§ **Work required**:
Extract the records in full, leaving every picture out.

§ **The data**:
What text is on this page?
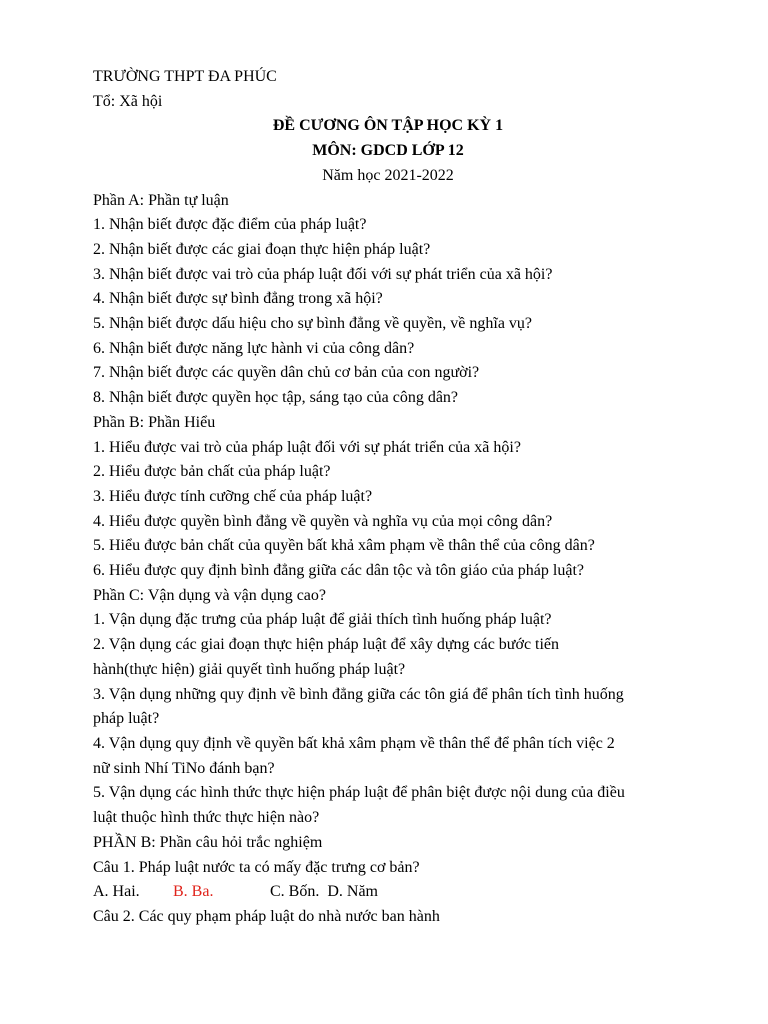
TRƯỜNG THPT ĐA PHÚC
Tổ: Xã hội
ĐỀ CƯƠNG ÔN TẬP HỌC KỲ 1
MÔN: GDCD LỚP 12
Năm học 2021-2022
Phần A: Phần tự luận
1. Nhận biết được đặc điểm của pháp luật?
2. Nhận biết được các giai đoạn thực hiện pháp luật?
3. Nhận biết được vai trò của pháp luật đối với sự phát triển của xã hội?
4. Nhận biết được sự bình đẳng trong xã hội?
5. Nhận biết được dấu hiệu cho sự bình đẳng về quyền, về nghĩa vụ?
6. Nhận biết được năng lực hành vi của công dân?
7. Nhận biết được các quyền dân chủ cơ bản của con người?
8. Nhận biết được quyền học tập, sáng tạo của công dân?
Phần B: Phần Hiểu
1. Hiểu được vai trò của pháp luật đối với sự phát triển của xã hội?
2. Hiểu được bản chất của pháp luật?
3. Hiểu được tính cưỡng chế của pháp luật?
4. Hiểu được quyền bình đẳng về quyền và nghĩa vụ của mọi công dân?
5. Hiểu được bản chất của quyền bất khả xâm phạm về thân thể của công dân?
6. Hiểu được quy định bình đẳng giữa các dân tộc và tôn giáo của pháp luật?
Phần C: Vận dụng và vận dụng cao?
1. Vận dụng đặc trưng của pháp luật để giải thích tình huống pháp luật?
2. Vận dụng các giai đoạn thực hiện pháp luật để xây dựng các bước tiến
hành(thực hiện) giải quyết tình huống pháp luật?
3. Vận dụng những quy định về bình đẳng giữa các tôn giá để phân tích tình huống
pháp luật?
4. Vận dụng quy định về quyền bất khả xâm phạm về thân thể để phân tích việc 2
nữ sinh Nhí TiNo đánh bạn?
5. Vận dụng các hình thức thực hiện pháp luật để phân biệt được nội dung của điều
luật thuộc hình thức thực hiện nào?
PHẦN B: Phần câu hỏi trắc nghiệm
Câu 1. Pháp luật nước ta có mấy đặc trưng cơ bản?
A. Hai. B. Ba.	C. Bốn. D. Năm
Câu 2. Các quy phạm pháp luật do nhà nước ban hành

§ **Exercise solution**:
What text is on this page?
TRƯỜNG THPT ĐA PHÚC
Tổ: Xã hội
ĐỀ CƯƠNG ÔN TẬP HỌC KỲ 1
MÔN: GDCD LỚP 12
Năm học 2021-2022
Phần A: Phần tự luận
1. Nhận biết được đặc điểm của pháp luật?
2. Nhận biết được các giai đoạn thực hiện pháp luật?
3. Nhận biết được vai trò của pháp luật đối với sự phát triển của xã hội?
4. Nhận biết được sự bình đẳng trong xã hội?
5. Nhận biết được dấu hiệu cho sự bình đẳng về quyền, về nghĩa vụ?
6. Nhận biết được năng lực hành vi của công dân?
7. Nhận biết được các quyền dân chủ cơ bản của con người?
8. Nhận biết được quyền học tập, sáng tạo của công dân?
Phần B: Phần Hiểu
1. Hiểu được vai trò của pháp luật đối với sự phát triển của xã hội?
2. Hiểu được bản chất của pháp luật?
3. Hiểu được tính cưỡng chế của pháp luật?
4. Hiểu được quyền bình đẳng về quyền và nghĩa vụ của mọi công dân?
5. Hiểu được bản chất của quyền bất khả xâm phạm về thân thể của công dân?
6. Hiểu được quy định bình đẳng giữa các dân tộc và tôn giáo của pháp luật?
Phần C: Vận dụng và vận dụng cao?
1. Vận dụng đặc trưng của pháp luật để giải thích tình huống pháp luật?
2. Vận dụng các giai đoạn thực hiện pháp luật để xây dựng các bước tiến
hành(thực hiện) giải quyết tình huống pháp luật?
3. Vận dụng những quy định về bình đẳng giữa các tôn giá để phân tích tình huống
pháp luật?
4. Vận dụng quy định về quyền bất khả xâm phạm về thân thể để phân tích việc 2
nữ sinh Nhí TiNo đánh bạn?
5. Vận dụng các hình thức thực hiện pháp luật để phân biệt được nội dung của điều
luật thuộc hình thức thực hiện nào?
PHẦN B: Phần câu hỏi trắc nghiệm
Câu 1. Pháp luật nước ta có mấy đặc trưng cơ bản?
A. Hai. B. Ba.	C. Bốn. D. Năm
Câu 2. Các quy phạm pháp luật do nhà nước ban hành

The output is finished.